[Start of SOURCE DATA]

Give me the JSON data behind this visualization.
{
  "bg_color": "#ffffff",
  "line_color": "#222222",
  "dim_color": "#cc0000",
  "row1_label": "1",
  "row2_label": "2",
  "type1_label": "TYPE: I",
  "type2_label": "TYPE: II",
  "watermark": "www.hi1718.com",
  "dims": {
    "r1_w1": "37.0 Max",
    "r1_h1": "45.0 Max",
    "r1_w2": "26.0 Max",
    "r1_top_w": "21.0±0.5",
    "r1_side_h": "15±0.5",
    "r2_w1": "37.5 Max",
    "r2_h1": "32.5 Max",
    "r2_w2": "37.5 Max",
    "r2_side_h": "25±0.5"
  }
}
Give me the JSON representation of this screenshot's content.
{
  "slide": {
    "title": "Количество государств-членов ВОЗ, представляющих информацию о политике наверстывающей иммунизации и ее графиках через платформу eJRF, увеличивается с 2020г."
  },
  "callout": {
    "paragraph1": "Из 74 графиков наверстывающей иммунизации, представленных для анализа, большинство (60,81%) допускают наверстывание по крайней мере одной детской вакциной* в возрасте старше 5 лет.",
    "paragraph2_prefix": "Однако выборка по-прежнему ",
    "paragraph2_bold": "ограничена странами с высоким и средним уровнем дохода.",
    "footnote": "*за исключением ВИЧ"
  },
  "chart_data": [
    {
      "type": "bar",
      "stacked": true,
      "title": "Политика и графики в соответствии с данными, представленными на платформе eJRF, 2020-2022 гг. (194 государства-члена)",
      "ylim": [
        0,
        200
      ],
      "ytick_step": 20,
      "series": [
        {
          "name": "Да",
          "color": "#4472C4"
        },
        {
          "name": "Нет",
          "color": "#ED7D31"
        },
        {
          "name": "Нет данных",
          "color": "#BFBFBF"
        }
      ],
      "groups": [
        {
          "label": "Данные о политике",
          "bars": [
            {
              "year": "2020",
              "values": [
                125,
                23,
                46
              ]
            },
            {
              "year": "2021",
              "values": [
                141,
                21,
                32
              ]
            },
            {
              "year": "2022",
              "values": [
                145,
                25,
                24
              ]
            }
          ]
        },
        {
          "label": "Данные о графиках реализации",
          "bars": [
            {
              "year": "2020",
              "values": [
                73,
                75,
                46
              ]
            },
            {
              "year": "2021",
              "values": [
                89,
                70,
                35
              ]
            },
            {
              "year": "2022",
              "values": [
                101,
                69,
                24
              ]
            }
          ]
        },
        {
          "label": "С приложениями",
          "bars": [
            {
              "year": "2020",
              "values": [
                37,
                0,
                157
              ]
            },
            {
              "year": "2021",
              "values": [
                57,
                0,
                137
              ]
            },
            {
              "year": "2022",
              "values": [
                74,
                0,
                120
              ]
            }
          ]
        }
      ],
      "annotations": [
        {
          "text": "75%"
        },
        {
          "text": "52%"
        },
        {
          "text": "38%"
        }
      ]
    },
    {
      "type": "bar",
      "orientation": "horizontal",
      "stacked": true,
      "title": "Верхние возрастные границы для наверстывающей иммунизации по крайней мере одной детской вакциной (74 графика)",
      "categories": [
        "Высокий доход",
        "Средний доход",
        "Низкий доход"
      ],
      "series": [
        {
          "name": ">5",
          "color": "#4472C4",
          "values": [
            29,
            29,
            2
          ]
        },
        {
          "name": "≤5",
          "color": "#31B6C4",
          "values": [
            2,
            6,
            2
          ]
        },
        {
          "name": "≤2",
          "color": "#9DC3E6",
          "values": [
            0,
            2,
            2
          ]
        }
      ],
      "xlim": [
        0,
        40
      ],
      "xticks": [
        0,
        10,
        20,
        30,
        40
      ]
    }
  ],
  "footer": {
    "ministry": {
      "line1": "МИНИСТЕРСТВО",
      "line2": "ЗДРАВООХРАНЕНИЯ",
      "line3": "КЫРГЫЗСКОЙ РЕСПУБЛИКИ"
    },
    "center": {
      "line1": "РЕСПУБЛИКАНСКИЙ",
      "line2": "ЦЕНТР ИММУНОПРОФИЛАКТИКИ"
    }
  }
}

[End of SOURCE DATA]

WHAT IS NEEDED — Copy the data above in full, character for character.

EXERCISE RESPONSE —
Give me the JSON data behind this visualization.
{
  "bg_color": "#ffffff",
  "line_color": "#222222",
  "dim_color": "#cc0000",
  "row1_label": "1",
  "row2_label": "2",
  "type1_label": "TYPE: I",
  "type2_label": "TYPE: II",
  "watermark": "www.hi1718.com",
  "dims": {
    "r1_w1": "37.0 Max",
    "r1_h1": "45.0 Max",
    "r1_w2": "26.0 Max",
    "r1_top_w": "21.0±0.5",
    "r1_side_h": "15±0.5",
    "r2_w1": "37.5 Max",
    "r2_h1": "32.5 Max",
    "r2_w2": "37.5 Max",
    "r2_side_h": "25±0.5"
  }
}
Give me the JSON representation of this screenshot's content.
{
  "slide": {
    "title": "Количество государств-членов ВОЗ, представляющих информацию о политике наверстывающей иммунизации и ее графиках через платформу eJRF, увеличивается с 2020г."
  },
  "callout": {
    "paragraph1": "Из 74 графиков наверстывающей иммунизации, представленных для анализа, большинство (60,81%) допускают наверстывание по крайней мере одной детской вакциной* в возрасте старше 5 лет.",
    "paragraph2_prefix": "Однако выборка по-прежнему ",
    "paragraph2_bold": "ограничена странами с высоким и средним уровнем дохода.",
    "footnote": "*за исключением ВИЧ"
  },
  "chart_data": [
    {
      "type": "bar",
      "stacked": true,
      "title": "Политика и графики в соответствии с данными, представленными на платформе eJRF, 2020-2022 гг. (194 государства-члена)",
      "ylim": [
        0,
        200
      ],
      "ytick_step": 20,
      "series": [
        {
          "name": "Да",
          "color": "#4472C4"
        },
        {
          "name": "Нет",
          "color": "#ED7D31"
        },
        {
          "name": "Нет данных",
          "color": "#BFBFBF"
        }
      ],
      "groups": [
        {
          "label": "Данные о политике",
          "bars": [
            {
              "year": "2020",
              "values": [
                125,
                23,
                46
              ]
            },
            {
              "year": "2021",
              "values": [
                141,
                21,
                32
              ]
            },
            {
              "year": "2022",
              "values": [
                145,
                25,
                24
              ]
            }
          ]
        },
        {
          "label": "Данные о графиках реализации",
          "bars": [
            {
              "year": "2020",
              "values": [
                73,
                75,
                46
              ]
            },
            {
              "year": "2021",
              "values": [
                89,
                70,
                35
              ]
            },
            {
              "year": "2022",
              "values": [
                101,
                69,
                24
              ]
            }
          ]
        },
        {
          "label": "С приложениями",
          "bars": [
            {
              "year": "2020",
              "values": [
                37,
                0,
                157
              ]
            },
            {
              "year": "2021",
              "values": [
                57,
                0,
                137
              ]
            },
            {
              "year": "2022",
              "values": [
                74,
                0,
                120
              ]
            }
          ]
        }
      ],
      "annotations": [
        {
          "text": "75%"
        },
        {
          "text": "52%"
        },
        {
          "text": "38%"
        }
      ]
    },
    {
      "type": "bar",
      "orientation": "horizontal",
      "stacked": true,
      "title": "Верхние возрастные границы для наверстывающей иммунизации по крайней мере одной детской вакциной (74 графика)",
      "categories": [
        "Высокий доход",
        "Средний доход",
        "Низкий доход"
      ],
      "series": [
        {
          "name": ">5",
          "color": "#4472C4",
          "values": [
            29,
            29,
            2
          ]
        },
        {
          "name": "≤5",
          "color": "#31B6C4",
          "values": [
            2,
            6,
            2
          ]
        },
        {
          "name": "≤2",
          "color": "#9DC3E6",
          "values": [
            0,
            2,
            2
          ]
        }
      ],
      "xlim": [
        0,
        40
      ],
      "xticks": [
        0,
        10,
        20,
        30,
        40
      ]
    }
  ],
  "footer": {
    "ministry": {
      "line1": "МИНИСТЕРСТВО",
      "line2": "ЗДРАВООХРАНЕНИЯ",
      "line3": "КЫРГЫЗСКОЙ РЕСПУБЛИКИ"
    },
    "center": {
      "line1": "РЕСПУБЛИКАНСКИЙ",
      "line2": "ЦЕНТР ИММУНОПРОФИЛАКТИКИ"
    }
  }
}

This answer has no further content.